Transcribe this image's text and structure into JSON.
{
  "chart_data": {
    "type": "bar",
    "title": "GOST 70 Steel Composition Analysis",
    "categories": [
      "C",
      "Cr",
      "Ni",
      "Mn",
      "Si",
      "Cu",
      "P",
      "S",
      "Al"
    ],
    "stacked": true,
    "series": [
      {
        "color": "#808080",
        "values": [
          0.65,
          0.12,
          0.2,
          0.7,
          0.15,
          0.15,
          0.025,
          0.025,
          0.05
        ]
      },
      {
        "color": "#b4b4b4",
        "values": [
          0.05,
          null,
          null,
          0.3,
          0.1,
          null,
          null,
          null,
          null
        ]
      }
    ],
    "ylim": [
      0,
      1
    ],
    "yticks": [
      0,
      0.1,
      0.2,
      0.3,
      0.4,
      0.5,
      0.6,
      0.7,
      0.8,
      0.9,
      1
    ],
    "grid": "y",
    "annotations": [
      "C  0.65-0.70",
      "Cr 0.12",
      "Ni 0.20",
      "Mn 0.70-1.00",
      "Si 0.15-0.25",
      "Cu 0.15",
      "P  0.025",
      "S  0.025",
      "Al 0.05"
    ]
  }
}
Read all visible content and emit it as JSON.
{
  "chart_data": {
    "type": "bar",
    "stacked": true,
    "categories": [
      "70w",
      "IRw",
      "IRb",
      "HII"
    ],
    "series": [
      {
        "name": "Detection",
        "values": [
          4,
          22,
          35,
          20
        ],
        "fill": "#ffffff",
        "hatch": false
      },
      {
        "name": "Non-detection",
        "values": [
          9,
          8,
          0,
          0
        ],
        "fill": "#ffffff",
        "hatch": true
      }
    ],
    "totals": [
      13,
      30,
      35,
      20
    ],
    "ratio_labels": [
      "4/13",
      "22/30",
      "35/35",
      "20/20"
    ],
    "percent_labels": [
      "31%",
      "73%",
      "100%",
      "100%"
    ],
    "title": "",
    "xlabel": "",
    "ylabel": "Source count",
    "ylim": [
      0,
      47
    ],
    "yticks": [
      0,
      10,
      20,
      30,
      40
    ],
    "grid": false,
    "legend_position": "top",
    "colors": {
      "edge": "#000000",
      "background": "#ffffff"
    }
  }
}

THE PROBLEM -
Repeat every record, keeping each word and mark exactly as it is.

TASK RESPONSE -
Transcribe this image's text and structure into JSON.
{
  "chart_data": {
    "type": "bar",
    "title": "GOST 70 Steel Composition Analysis",
    "categories": [
      "C",
      "Cr",
      "Ni",
      "Mn",
      "Si",
      "Cu",
      "P",
      "S",
      "Al"
    ],
    "stacked": true,
    "series": [
      {
        "color": "#808080",
        "values": [
          0.65,
          0.12,
          0.2,
          0.7,
          0.15,
          0.15,
          0.025,
          0.025,
          0.05
        ]
      },
      {
        "color": "#b4b4b4",
        "values": [
          0.05,
          null,
          null,
          0.3,
          0.1,
          null,
          null,
          null,
          null
        ]
      }
    ],
    "ylim": [
      0,
      1
    ],
    "yticks": [
      0,
      0.1,
      0.2,
      0.3,
      0.4,
      0.5,
      0.6,
      0.7,
      0.8,
      0.9,
      1
    ],
    "grid": "y",
    "annotations": [
      "C  0.65-0.70",
      "Cr 0.12",
      "Ni 0.20",
      "Mn 0.70-1.00",
      "Si 0.15-0.25",
      "Cu 0.15",
      "P  0.025",
      "S  0.025",
      "Al 0.05"
    ]
  }
}
Read all visible content and emit it as JSON.
{
  "chart_data": {
    "type": "bar",
    "stacked": true,
    "categories": [
      "70w",
      "IRw",
      "IRb",
      "HII"
    ],
    "series": [
      {
        "name": "Detection",
        "values": [
          4,
          22,
          35,
          20
        ],
        "fill": "#ffffff",
        "hatch": false
      },
      {
        "name": "Non-detection",
        "values": [
          9,
          8,
          0,
          0
        ],
        "fill": "#ffffff",
        "hatch": true
      }
    ],
    "totals": [
      13,
      30,
      35,
      20
    ],
    "ratio_labels": [
      "4/13",
      "22/30",
      "35/35",
      "20/20"
    ],
    "percent_labels": [
      "31%",
      "73%",
      "100%",
      "100%"
    ],
    "title": "",
    "xlabel": "",
    "ylabel": "Source count",
    "ylim": [
      0,
      47
    ],
    "yticks": [
      0,
      10,
      20,
      30,
      40
    ],
    "grid": false,
    "legend_position": "top",
    "colors": {
      "edge": "#000000",
      "background": "#ffffff"
    }
  }
}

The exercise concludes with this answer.